Rewrite the lines of the listing from the one containing "chart-x-tick: 8 [1074,824,1084,841]" through the one containing "notification-dot [1622,62,1633,73]", both included, with "Client Onboarding" replaced by "Customer Onboarding" and nothing else altered.

A block of data

■ ■ ■ ■

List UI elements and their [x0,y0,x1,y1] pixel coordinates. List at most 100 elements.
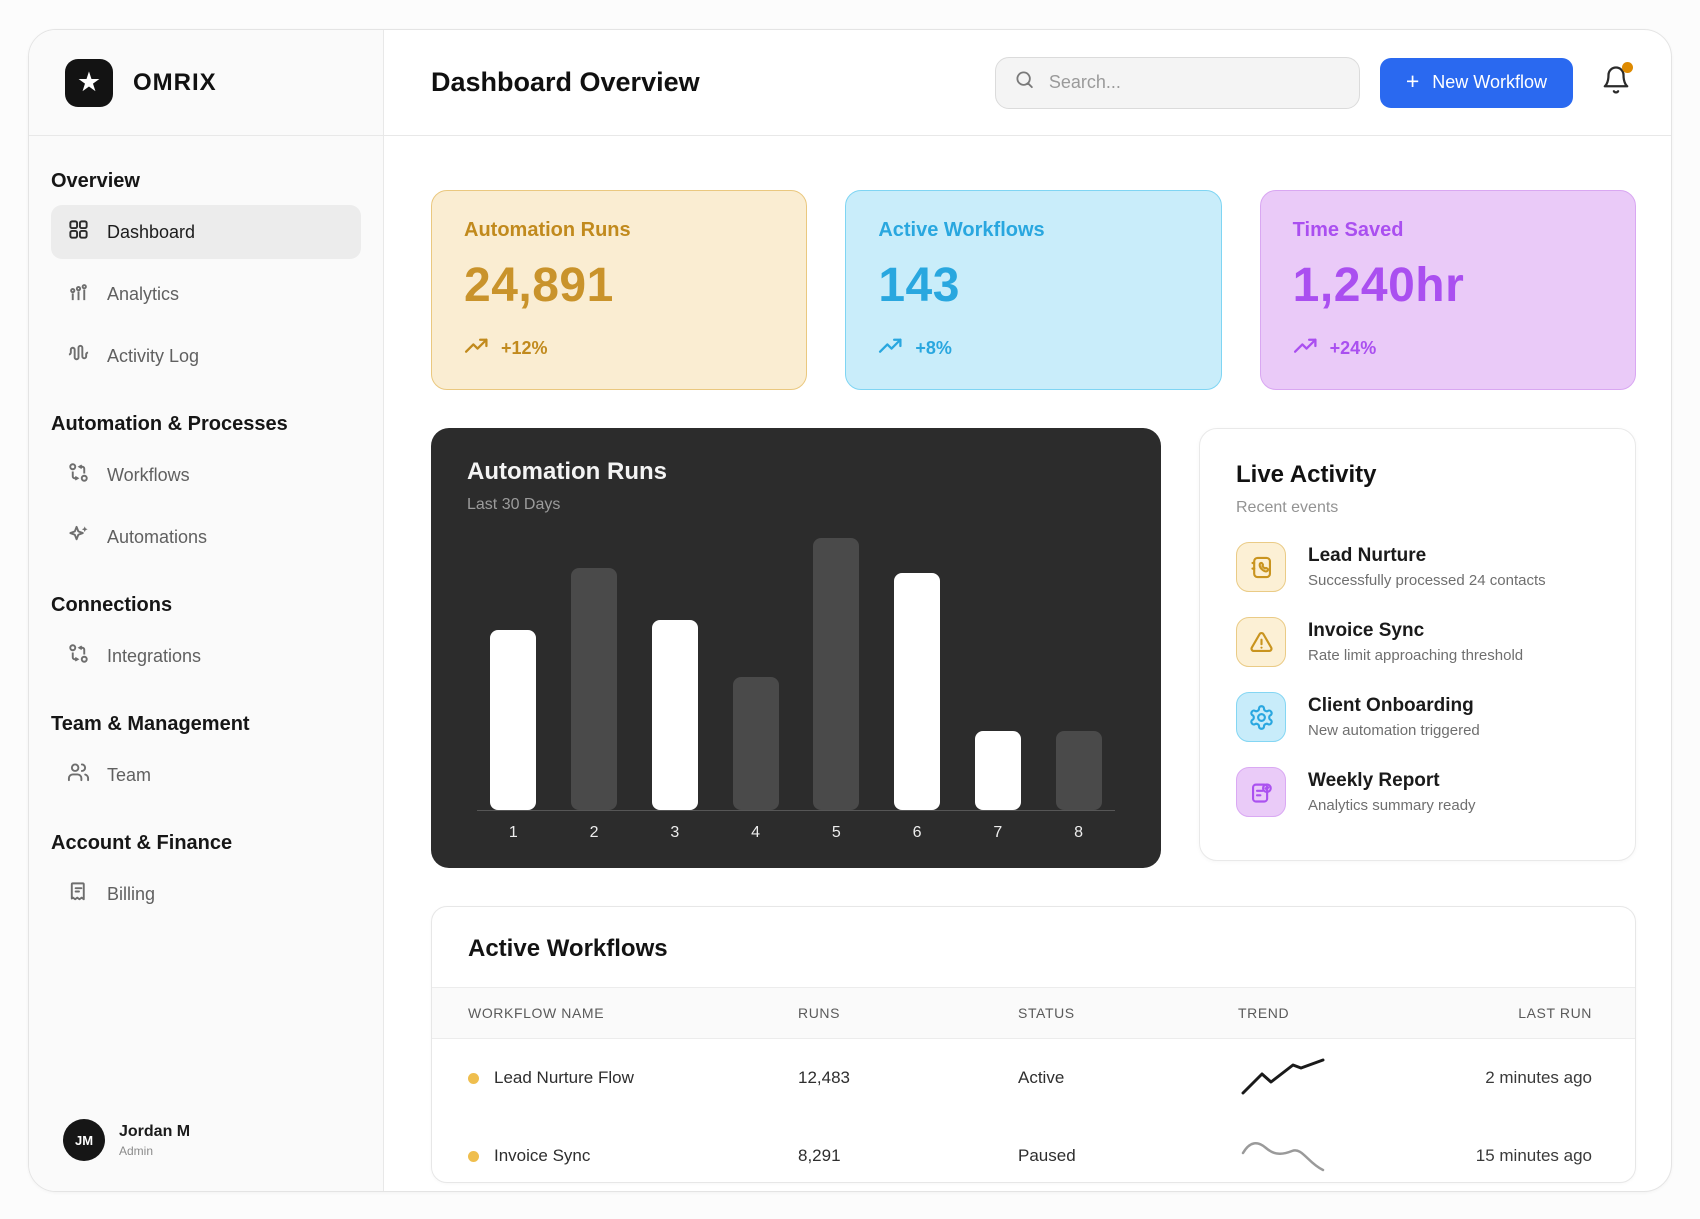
chart-x-tick: 8 [1074,824,1084,841]
analytics-bars-icon [67,280,90,308]
sidebar-item-label: Team [107,764,152,785]
bar-chart [467,514,1125,810]
activity-item-title: Client Onboarding [1308,695,1474,716]
activity-item-lead-nurture[interactable]: Lead Nurture Successfully processed 24 c… [1236,542,1599,592]
workflow-runs: 8,291 [798,1146,841,1165]
sidebar-item-label: Dashboard [107,221,196,242]
avatar: JM [63,1119,105,1161]
stat-card-automation-runs: Automation Runs 24,891 +12% [431,190,808,390]
notification-dot [1622,62,1633,73]
trend-up-icon [1293,336,1318,361]
column-header-runs: RUNS [798,1005,841,1021]
column-header-trend: TREND [1238,1005,1290,1021]
sidebar-item-integrations[interactable]: Integrations [51,629,361,683]
workflow-status: Active [1018,1068,1065,1087]
brand-name: OMRIX [133,68,217,96]
search-icon [1014,69,1036,96]
stats-row: Automation Runs 24,891 +12% Active Workf… [431,190,1636,390]
notifications-button[interactable] [1601,62,1633,100]
user-profile[interactable]: JM Jordan M Admin [29,1097,383,1191]
live-activity-title: Live Activity [1236,461,1377,488]
page-title: Dashboard Overview [431,67,700,97]
stat-label: Automation Runs [464,219,631,241]
chart-subtitle: Last 30 Days [467,496,561,513]
new-workflow-button[interactable]: + New Workflow [1379,57,1573,108]
workflow-name: Invoice Sync [494,1146,591,1165]
stat-value: 143 [878,259,960,312]
sidebar-item-label: Billing [107,883,156,904]
user-role: Admin [119,1143,154,1158]
trend-up-icon [464,336,489,361]
chart-bar [651,619,698,810]
live-activity-panel: Live Activity Recent events Lead Nurture… [1199,428,1636,861]
sidebar-item-team[interactable]: Team [51,748,361,802]
chart-bar [571,567,618,810]
nav-section-overview: Overview [51,170,140,192]
sidebar-nav: Overview Dashboard Analytics Activity Lo… [29,136,383,1097]
sparkle-icon [67,523,90,551]
workflow-last-run: 15 minutes ago [1475,1146,1592,1165]
sidebar-item-label: Workflows [107,464,190,485]
workflow-runs: 12,483 [798,1068,850,1087]
workflow-status: Paused [1018,1146,1076,1165]
column-header-last-run: LAST RUN [1518,1005,1592,1021]
sidebar-item-activity-log[interactable]: Activity Log [51,329,361,383]
workflow-branch-icon [67,642,90,670]
workflow-status-dot [468,1150,479,1162]
activity-item-description: Successfully processed 24 contacts [1308,572,1546,589]
chart-x-tick: 4 [751,824,761,841]
bell-icon [1601,66,1631,99]
stat-value: 24,891 [464,259,614,312]
table-header-row: WORKFLOW NAME RUNS STATUS TREND LAST RUN [432,987,1635,1039]
brand-star-icon: ★ [65,58,113,107]
sidebar-item-analytics[interactable]: Analytics [51,267,361,321]
top-bar: Dashboard Overview + New Workflow [384,30,1671,136]
chart-x-tick: 5 [831,824,841,841]
chart-x-tick: 7 [993,824,1003,841]
dashboard-grid-icon [67,218,90,246]
chart-bar [1055,731,1102,810]
sidebar-item-workflows[interactable]: Workflows [51,448,361,502]
live-activity-subtitle: Recent events [1236,499,1339,516]
sidebar-item-automations[interactable]: Automations [51,510,361,564]
activity-item-invoice-sync[interactable]: Invoice Sync Rate limit approaching thre… [1236,617,1599,667]
search-box[interactable] [994,56,1360,109]
activity-wave-icon [67,342,90,370]
main-area: Dashboard Overview + New Workflow [384,30,1671,1191]
workflow-name: Lead Nurture Flow [494,1068,634,1087]
trend-sparkline [1241,1142,1325,1172]
workflow-last-run: 2 minutes ago [1485,1068,1592,1087]
workflow-branch-icon [67,461,90,489]
sidebar-item-label: Analytics [107,283,180,304]
chart-x-tick: 1 [508,824,518,841]
nav-section-connections: Connections [51,594,173,616]
report-check-icon [1236,767,1286,817]
activity-item-client-onboarding[interactable]: Client Onboarding New automation trigger… [1236,692,1599,742]
new-workflow-label: New Workflow [1432,72,1547,92]
contact-book-icon [1236,542,1286,592]
chart-x-labels: 1 2 3 4 5 6 7 8 [467,811,1125,844]
user-name: Jordan M [119,1122,191,1140]
nav-section-team: Team & Management [51,713,250,735]
sidebar-item-billing[interactable]: Billing [51,867,361,921]
table-row[interactable]: Lead Nurture Flow 12,483 Active 2 minute… [432,1039,1635,1117]
sidebar-item-dashboard[interactable]: Dashboard [51,205,361,259]
active-workflows-table-card: Active Workflows WORKFLOW NAME RUNS STAT… [431,906,1636,1183]
table-row[interactable]: Invoice Sync 8,291 Paused 15 minutes ago [432,1117,1635,1182]
search-input[interactable] [1048,72,1341,93]
stat-trend-value: +24% [1329,338,1377,358]
column-header-status: STATUS [1018,1005,1075,1021]
sidebar-item-label: Integrations [107,645,202,666]
workflow-status-dot [468,1072,479,1084]
activity-item-title: Invoice Sync [1308,620,1425,641]
nav-section-automation: Automation & Processes [51,413,288,435]
receipt-icon [67,880,90,908]
sidebar-item-label: Automations [107,526,208,547]
people-icon [67,761,90,789]
activity-item-description: Rate limit approaching threshold [1308,647,1524,664]
stat-card-active-workflows: Active Workflows 143 +8% [845,190,1222,390]
activity-item-description: Analytics summary ready [1308,797,1476,814]
activity-item-weekly-report[interactable]: Weekly Report Analytics summary ready [1236,767,1599,817]
stat-label: Time Saved [1292,219,1404,241]
chart-x-tick: 6 [912,824,922,841]
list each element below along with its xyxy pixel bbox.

■ ■ ■ ■

* Reply
chart-x-tick: 8 [1074,824,1084,841]
analytics-bars-icon [67,280,90,308]
sidebar-item-label: Team [107,764,152,785]
bar-chart [467,514,1125,810]
activity-item-title: Customer Onboarding [1308,695,1474,716]
activity-item-lead-nurture[interactable]: Lead Nurture Successfully processed 24 c… [1236,542,1599,592]
workflow-runs: 8,291 [798,1146,841,1165]
sidebar-item-label: Dashboard [107,221,196,242]
avatar: JM [63,1119,105,1161]
stat-card-automation-runs: Automation Runs 24,891 +12% [431,190,808,390]
notification-dot [1622,62,1633,73]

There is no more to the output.